[Dataset entries]
----------------

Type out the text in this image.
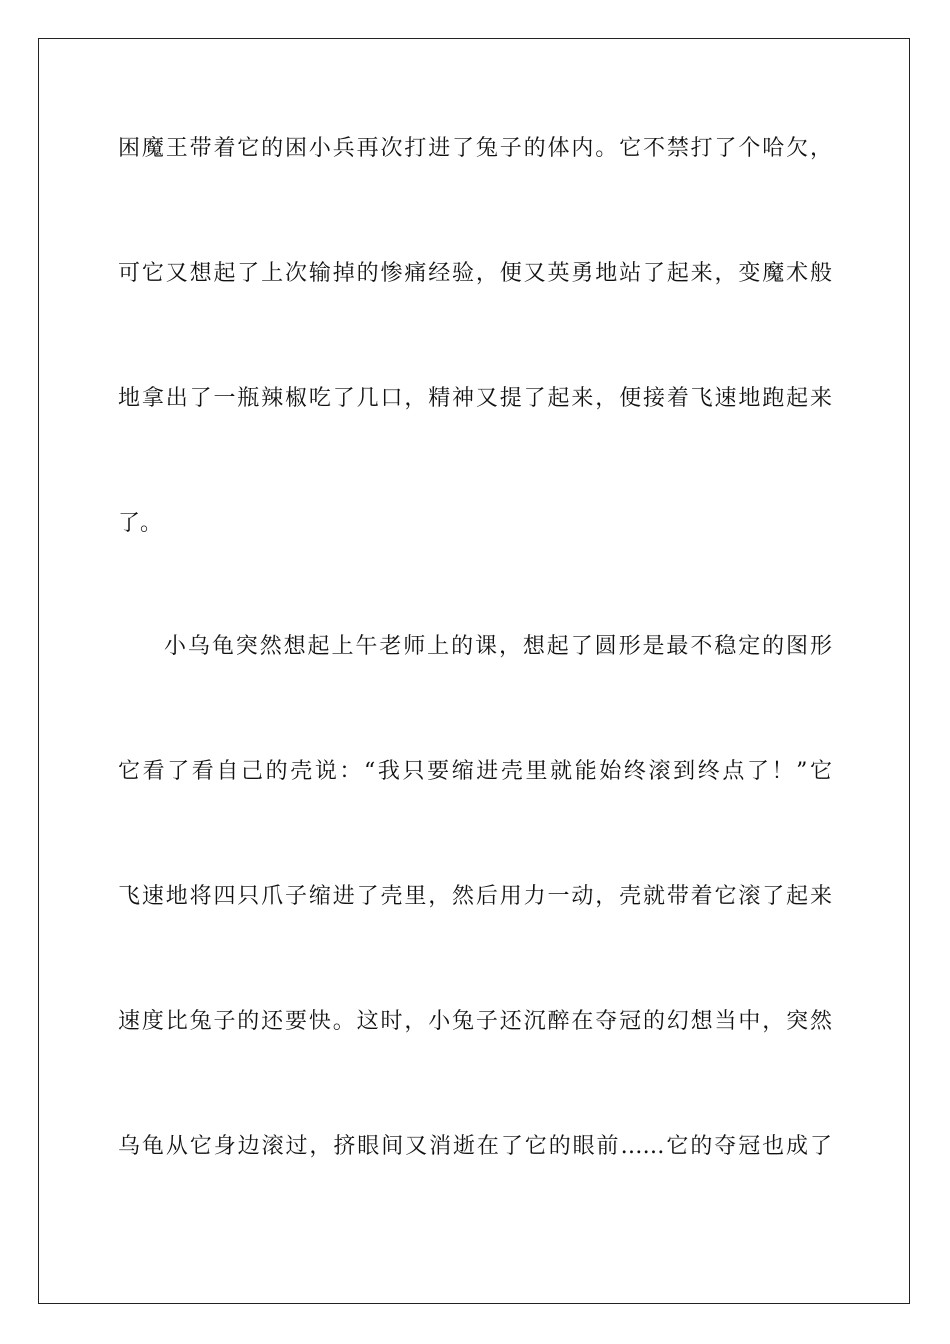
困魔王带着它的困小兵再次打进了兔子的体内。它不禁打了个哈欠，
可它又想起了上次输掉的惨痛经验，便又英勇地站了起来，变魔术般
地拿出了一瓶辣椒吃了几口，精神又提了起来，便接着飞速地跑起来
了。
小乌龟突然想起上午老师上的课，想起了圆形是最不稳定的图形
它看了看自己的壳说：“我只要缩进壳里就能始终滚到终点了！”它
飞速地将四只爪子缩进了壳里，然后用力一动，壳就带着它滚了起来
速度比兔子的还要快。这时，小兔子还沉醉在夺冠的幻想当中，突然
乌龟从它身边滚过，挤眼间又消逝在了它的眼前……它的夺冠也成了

----------------

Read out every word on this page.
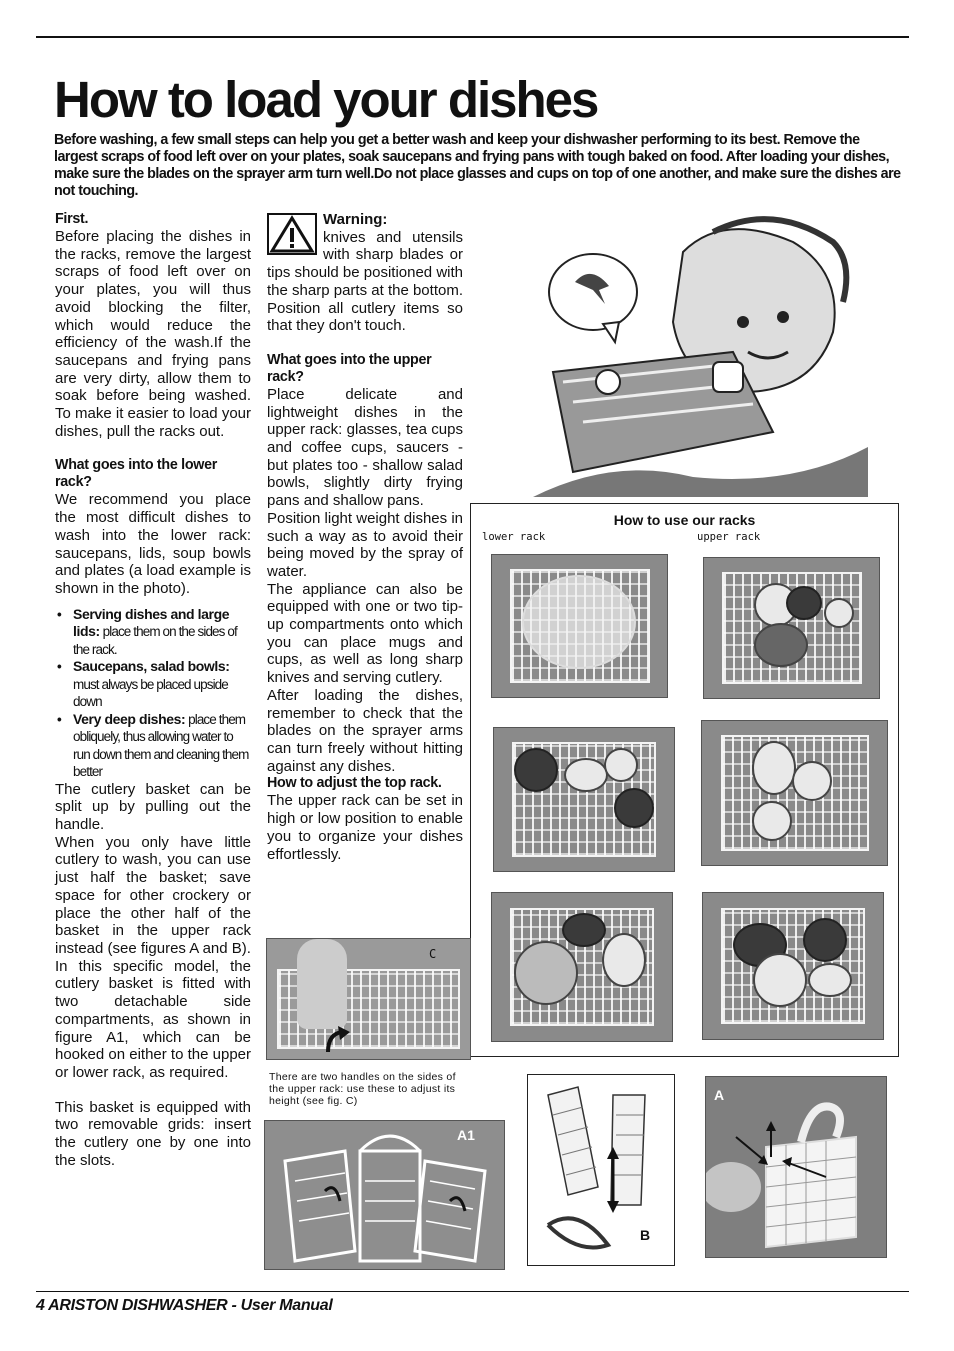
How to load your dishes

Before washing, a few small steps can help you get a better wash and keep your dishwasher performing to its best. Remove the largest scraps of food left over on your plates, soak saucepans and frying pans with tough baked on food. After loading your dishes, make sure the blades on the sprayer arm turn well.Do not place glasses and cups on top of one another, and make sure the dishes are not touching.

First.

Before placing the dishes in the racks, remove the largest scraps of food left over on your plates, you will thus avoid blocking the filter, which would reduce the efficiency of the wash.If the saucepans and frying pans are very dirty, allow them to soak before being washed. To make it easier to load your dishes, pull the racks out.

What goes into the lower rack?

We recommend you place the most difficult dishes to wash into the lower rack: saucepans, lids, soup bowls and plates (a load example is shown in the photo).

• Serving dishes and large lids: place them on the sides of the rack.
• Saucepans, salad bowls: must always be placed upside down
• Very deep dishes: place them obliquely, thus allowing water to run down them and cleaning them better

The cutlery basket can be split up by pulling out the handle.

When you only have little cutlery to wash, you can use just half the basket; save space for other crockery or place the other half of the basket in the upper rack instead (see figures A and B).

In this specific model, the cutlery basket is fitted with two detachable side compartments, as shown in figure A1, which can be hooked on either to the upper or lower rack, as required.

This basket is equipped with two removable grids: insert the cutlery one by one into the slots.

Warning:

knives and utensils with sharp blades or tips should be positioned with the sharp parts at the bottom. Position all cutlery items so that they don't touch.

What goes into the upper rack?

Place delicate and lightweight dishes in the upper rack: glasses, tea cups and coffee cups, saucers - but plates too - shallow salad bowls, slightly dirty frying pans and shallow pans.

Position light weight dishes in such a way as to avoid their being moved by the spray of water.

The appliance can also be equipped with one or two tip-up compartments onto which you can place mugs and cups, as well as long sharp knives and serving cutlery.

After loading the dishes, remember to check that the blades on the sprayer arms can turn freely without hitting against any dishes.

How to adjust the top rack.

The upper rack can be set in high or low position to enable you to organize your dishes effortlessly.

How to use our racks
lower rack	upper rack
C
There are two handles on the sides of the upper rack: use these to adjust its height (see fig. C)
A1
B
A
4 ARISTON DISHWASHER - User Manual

----------------

Reply with nothing but a number: how many lines of the entries above contain the string "salad"?

2